** start of Data **

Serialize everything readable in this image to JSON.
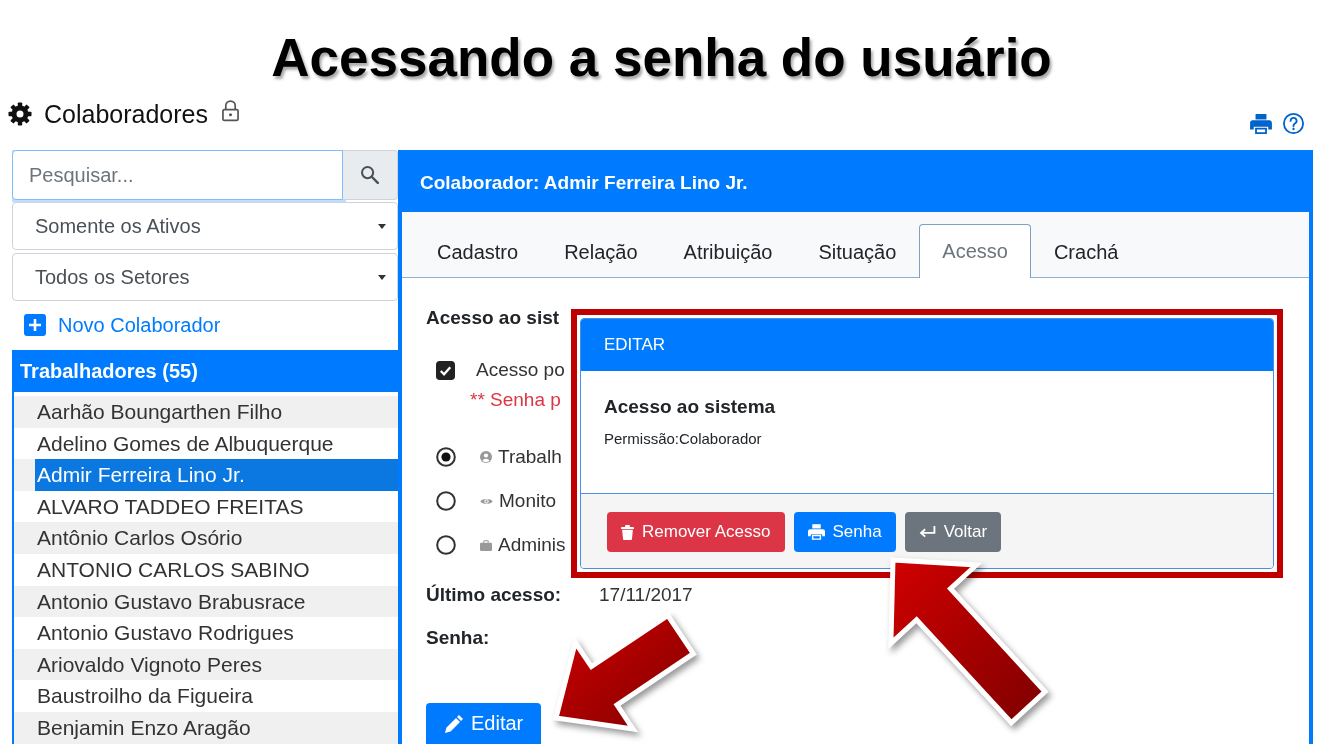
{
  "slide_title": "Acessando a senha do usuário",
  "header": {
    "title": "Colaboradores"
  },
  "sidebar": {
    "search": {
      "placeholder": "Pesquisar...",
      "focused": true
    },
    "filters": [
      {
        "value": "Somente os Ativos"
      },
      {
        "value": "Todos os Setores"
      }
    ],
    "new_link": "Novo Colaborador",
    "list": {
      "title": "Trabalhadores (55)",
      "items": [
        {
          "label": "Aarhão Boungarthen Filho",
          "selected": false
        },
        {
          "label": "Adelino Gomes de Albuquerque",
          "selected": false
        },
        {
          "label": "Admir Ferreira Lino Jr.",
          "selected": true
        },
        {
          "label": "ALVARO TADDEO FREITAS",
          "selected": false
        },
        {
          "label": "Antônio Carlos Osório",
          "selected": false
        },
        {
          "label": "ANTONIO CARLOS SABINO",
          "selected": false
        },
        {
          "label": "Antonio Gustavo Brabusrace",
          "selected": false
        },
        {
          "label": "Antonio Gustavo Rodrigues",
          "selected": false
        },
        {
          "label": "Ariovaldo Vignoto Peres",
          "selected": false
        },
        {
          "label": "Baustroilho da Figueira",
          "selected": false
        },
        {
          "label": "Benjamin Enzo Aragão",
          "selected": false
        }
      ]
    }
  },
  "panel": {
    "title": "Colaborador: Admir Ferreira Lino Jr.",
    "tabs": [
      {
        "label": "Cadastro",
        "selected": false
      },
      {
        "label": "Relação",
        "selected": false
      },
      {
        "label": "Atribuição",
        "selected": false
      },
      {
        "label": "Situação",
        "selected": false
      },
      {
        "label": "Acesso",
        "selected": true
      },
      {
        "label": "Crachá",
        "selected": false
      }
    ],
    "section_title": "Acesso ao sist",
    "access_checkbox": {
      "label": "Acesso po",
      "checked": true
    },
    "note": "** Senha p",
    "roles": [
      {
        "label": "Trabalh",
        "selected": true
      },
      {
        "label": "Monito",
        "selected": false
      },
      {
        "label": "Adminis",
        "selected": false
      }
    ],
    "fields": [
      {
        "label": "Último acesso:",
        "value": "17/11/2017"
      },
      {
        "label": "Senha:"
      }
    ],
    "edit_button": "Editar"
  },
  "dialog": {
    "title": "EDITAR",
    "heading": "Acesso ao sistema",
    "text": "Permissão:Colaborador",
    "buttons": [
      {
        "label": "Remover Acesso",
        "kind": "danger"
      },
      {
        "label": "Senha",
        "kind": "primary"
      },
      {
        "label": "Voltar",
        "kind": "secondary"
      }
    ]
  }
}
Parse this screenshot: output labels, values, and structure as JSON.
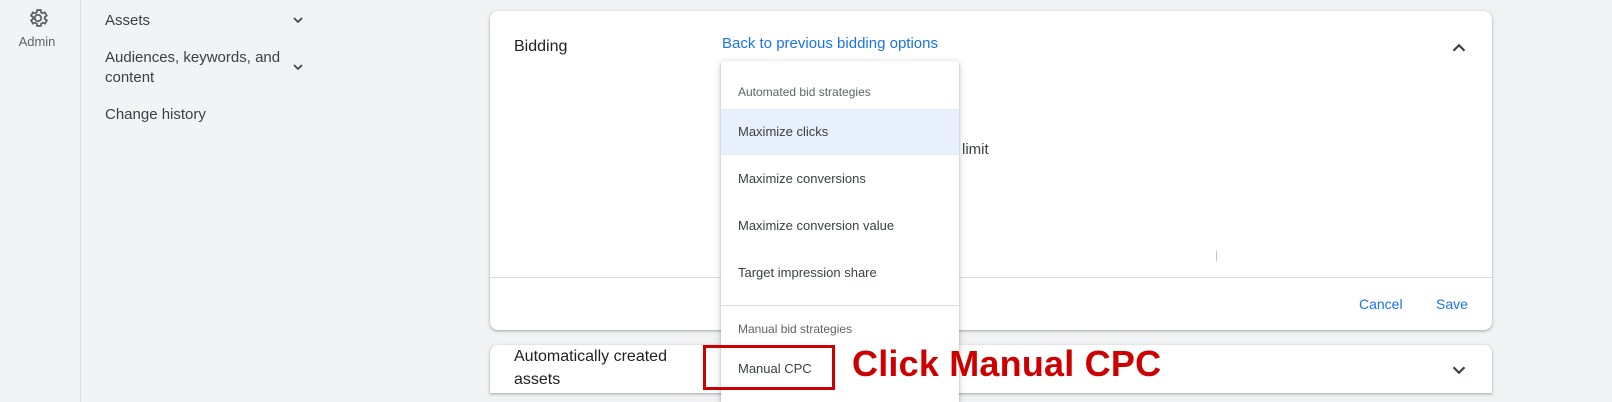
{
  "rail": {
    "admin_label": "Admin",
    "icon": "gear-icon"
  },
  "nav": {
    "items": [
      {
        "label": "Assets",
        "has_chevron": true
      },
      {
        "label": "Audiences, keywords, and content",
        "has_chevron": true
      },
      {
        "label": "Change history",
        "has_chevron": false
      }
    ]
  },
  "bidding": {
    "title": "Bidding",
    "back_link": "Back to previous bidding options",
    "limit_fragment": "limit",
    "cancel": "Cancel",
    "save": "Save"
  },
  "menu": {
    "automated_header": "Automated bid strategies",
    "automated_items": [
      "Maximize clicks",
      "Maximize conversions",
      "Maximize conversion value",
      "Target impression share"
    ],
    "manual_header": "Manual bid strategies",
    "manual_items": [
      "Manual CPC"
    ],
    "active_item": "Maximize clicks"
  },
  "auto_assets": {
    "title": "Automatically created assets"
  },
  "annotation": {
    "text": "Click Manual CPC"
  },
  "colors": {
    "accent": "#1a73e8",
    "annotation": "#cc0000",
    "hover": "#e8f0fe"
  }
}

** end of Data **
** start of Data **

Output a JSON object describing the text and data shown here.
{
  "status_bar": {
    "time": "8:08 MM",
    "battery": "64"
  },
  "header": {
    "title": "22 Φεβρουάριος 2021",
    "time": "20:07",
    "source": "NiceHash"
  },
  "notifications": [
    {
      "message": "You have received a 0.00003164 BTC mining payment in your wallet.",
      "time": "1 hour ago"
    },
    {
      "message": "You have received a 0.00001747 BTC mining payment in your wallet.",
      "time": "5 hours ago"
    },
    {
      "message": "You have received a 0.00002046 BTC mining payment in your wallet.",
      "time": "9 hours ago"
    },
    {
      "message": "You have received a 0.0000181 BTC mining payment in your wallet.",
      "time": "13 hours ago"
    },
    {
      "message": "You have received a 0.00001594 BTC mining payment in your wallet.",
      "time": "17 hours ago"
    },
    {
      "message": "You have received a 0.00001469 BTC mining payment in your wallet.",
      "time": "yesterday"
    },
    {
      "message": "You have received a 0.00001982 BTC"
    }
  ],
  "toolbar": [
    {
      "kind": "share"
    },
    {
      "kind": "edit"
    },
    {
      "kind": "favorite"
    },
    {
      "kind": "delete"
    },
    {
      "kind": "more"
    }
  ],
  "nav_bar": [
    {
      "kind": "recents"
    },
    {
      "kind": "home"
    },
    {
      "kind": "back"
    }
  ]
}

** end of Data **

## Direction
Gather all lines from the listing above in which "strategies" occurs.

## Exercise response
    "automated_header": "Automated bid strategies",
    "manual_header": "Manual bid strategies",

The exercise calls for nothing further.